Source records:
══════
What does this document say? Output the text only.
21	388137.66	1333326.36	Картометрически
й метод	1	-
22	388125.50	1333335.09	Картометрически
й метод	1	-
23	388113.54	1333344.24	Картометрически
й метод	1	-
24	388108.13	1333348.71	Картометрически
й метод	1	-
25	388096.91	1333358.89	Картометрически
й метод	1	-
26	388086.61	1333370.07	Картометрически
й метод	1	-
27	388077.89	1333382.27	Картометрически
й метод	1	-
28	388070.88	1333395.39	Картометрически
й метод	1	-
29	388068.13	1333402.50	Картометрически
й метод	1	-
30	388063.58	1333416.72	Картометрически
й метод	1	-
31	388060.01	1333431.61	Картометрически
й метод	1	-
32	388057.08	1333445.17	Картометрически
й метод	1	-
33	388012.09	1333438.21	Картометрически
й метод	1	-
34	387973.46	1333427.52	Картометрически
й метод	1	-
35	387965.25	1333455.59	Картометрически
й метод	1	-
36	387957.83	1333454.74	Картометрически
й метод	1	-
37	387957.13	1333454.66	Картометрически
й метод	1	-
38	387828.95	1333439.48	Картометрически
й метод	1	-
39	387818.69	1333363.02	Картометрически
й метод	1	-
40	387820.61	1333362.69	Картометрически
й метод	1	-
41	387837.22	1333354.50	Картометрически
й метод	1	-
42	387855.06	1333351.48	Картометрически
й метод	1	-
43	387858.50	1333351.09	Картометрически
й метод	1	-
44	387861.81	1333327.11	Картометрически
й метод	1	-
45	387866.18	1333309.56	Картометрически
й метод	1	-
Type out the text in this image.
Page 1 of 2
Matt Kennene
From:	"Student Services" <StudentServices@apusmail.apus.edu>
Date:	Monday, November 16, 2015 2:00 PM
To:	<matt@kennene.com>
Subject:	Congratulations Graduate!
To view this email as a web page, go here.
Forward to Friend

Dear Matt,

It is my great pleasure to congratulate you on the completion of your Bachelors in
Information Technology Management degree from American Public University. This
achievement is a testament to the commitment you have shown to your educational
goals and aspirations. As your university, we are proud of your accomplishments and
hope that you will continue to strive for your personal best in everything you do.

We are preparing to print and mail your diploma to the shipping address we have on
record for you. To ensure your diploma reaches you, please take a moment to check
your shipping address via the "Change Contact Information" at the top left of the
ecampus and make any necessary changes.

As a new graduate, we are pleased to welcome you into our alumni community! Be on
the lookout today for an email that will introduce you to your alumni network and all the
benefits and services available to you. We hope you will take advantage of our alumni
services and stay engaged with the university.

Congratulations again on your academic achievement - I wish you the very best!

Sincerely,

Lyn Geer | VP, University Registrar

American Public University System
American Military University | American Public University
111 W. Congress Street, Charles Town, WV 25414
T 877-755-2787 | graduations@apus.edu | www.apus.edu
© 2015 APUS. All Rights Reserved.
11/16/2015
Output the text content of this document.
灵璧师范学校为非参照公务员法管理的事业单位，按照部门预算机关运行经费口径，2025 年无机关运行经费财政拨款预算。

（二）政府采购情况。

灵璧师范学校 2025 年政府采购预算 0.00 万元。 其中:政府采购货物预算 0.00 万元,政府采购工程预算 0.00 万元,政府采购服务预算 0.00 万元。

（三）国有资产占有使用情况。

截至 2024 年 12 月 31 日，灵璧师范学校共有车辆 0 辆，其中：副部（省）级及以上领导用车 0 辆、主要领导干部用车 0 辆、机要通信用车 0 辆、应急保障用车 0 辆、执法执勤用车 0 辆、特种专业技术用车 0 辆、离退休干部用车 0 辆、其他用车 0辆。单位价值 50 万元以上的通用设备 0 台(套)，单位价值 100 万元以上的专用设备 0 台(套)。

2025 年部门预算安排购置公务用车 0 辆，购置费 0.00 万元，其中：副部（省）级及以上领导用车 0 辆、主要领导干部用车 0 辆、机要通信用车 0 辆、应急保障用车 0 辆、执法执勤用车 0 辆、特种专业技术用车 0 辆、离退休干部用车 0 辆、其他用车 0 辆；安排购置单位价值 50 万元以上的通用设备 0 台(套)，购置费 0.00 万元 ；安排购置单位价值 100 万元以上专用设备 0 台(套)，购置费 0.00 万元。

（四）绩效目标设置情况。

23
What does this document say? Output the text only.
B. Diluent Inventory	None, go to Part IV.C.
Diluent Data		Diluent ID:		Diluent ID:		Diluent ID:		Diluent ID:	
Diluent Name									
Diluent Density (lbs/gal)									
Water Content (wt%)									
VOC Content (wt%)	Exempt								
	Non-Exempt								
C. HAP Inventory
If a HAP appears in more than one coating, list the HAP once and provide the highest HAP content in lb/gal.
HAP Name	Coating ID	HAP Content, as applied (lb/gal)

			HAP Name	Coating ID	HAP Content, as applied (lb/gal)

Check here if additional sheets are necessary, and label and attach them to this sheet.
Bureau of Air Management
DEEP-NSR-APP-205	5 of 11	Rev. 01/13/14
══════
**DIRECTIONS**
Would you reproduce the material above in full, exactly as given?

**EXPECTED ANSWER**
What does this document say? Output the text only.
21	388137.66	1333326.36	Картометрически
й метод	1	-
22	388125.50	1333335.09	Картометрически
й метод	1	-
23	388113.54	1333344.24	Картометрически
й метод	1	-
24	388108.13	1333348.71	Картометрически
й метод	1	-
25	388096.91	1333358.89	Картометрически
й метод	1	-
26	388086.61	1333370.07	Картометрически
й метод	1	-
27	388077.89	1333382.27	Картометрически
й метод	1	-
28	388070.88	1333395.39	Картометрически
й метод	1	-
29	388068.13	1333402.50	Картометрически
й метод	1	-
30	388063.58	1333416.72	Картометрически
й метод	1	-
31	388060.01	1333431.61	Картометрически
й метод	1	-
32	388057.08	1333445.17	Картометрически
й метод	1	-
33	388012.09	1333438.21	Картометрически
й метод	1	-
34	387973.46	1333427.52	Картометрически
й метод	1	-
35	387965.25	1333455.59	Картометрически
й метод	1	-
36	387957.83	1333454.74	Картометрически
й метод	1	-
37	387957.13	1333454.66	Картометрически
й метод	1	-
38	387828.95	1333439.48	Картометрически
й метод	1	-
39	387818.69	1333363.02	Картометрически
й метод	1	-
40	387820.61	1333362.69	Картометрически
й метод	1	-
41	387837.22	1333354.50	Картометрически
й метод	1	-
42	387855.06	1333351.48	Картометрически
й метод	1	-
43	387858.50	1333351.09	Картометрически
й метод	1	-
44	387861.81	1333327.11	Картометрически
й метод	1	-
45	387866.18	1333309.56	Картометрически
й метод	1	-
Type out the text in this image.
Page 1 of 2
Matt Kennene
From:	"Student Services" <StudentServices@apusmail.apus.edu>
Date:	Monday, November 16, 2015 2:00 PM
To:	<matt@kennene.com>
Subject:	Congratulations Graduate!
To view this email as a web page, go here.
Forward to Friend

Dear Matt,

It is my great pleasure to congratulate you on the completion of your Bachelors in
Information Technology Management degree from American Public University. This
achievement is a testament to the commitment you have shown to your educational
goals and aspirations. As your university, we are proud of your accomplishments and
hope that you will continue to strive for your personal best in everything you do.

We are preparing to print and mail your diploma to the shipping address we have on
record for you. To ensure your diploma reaches you, please take a moment to check
your shipping address via the "Change Contact Information" at the top left of the
ecampus and make any necessary changes.

As a new graduate, we are pleased to welcome you into our alumni community! Be on
the lookout today for an email that will introduce you to your alumni network and all the
benefits and services available to you. We hope you will take advantage of our alumni
services and stay engaged with the university.

Congratulations again on your academic achievement - I wish you the very best!

Sincerely,

Lyn Geer | VP, University Registrar

American Public University System
American Military University | American Public University
111 W. Congress Street, Charles Town, WV 25414
T 877-755-2787 | graduations@apus.edu | www.apus.edu
© 2015 APUS. All Rights Reserved.
11/16/2015
Output the text content of this document.
灵璧师范学校为非参照公务员法管理的事业单位，按照部门预算机关运行经费口径，2025 年无机关运行经费财政拨款预算。

（二）政府采购情况。

灵璧师范学校 2025 年政府采购预算 0.00 万元。 其中:政府采购货物预算 0.00 万元,政府采购工程预算 0.00 万元,政府采购服务预算 0.00 万元。

（三）国有资产占有使用情况。

截至 2024 年 12 月 31 日，灵璧师范学校共有车辆 0 辆，其中：副部（省）级及以上领导用车 0 辆、主要领导干部用车 0 辆、机要通信用车 0 辆、应急保障用车 0 辆、执法执勤用车 0 辆、特种专业技术用车 0 辆、离退休干部用车 0 辆、其他用车 0辆。单位价值 50 万元以上的通用设备 0 台(套)，单位价值 100 万元以上的专用设备 0 台(套)。

2025 年部门预算安排购置公务用车 0 辆，购置费 0.00 万元，其中：副部（省）级及以上领导用车 0 辆、主要领导干部用车 0 辆、机要通信用车 0 辆、应急保障用车 0 辆、执法执勤用车 0 辆、特种专业技术用车 0 辆、离退休干部用车 0 辆、其他用车 0 辆；安排购置单位价值 50 万元以上的通用设备 0 台(套)，购置费 0.00 万元 ；安排购置单位价值 100 万元以上专用设备 0 台(套)，购置费 0.00 万元。

（四）绩效目标设置情况。

23
What does this document say? Output the text only.
B. Diluent Inventory	None, go to Part IV.C.
Diluent Data		Diluent ID:		Diluent ID:		Diluent ID:		Diluent ID:	
Diluent Name									
Diluent Density (lbs/gal)									
Water Content (wt%)									
VOC Content (wt%)	Exempt								
	Non-Exempt								
C. HAP Inventory
If a HAP appears in more than one coating, list the HAP once and provide the highest HAP content in lb/gal.
HAP Name	Coating ID	HAP Content, as applied (lb/gal)

			HAP Name	Coating ID	HAP Content, as applied (lb/gal)

Check here if additional sheets are necessary, and label and attach them to this sheet.
Bureau of Air Management
DEEP-NSR-APP-205	5 of 11	Rev. 01/13/14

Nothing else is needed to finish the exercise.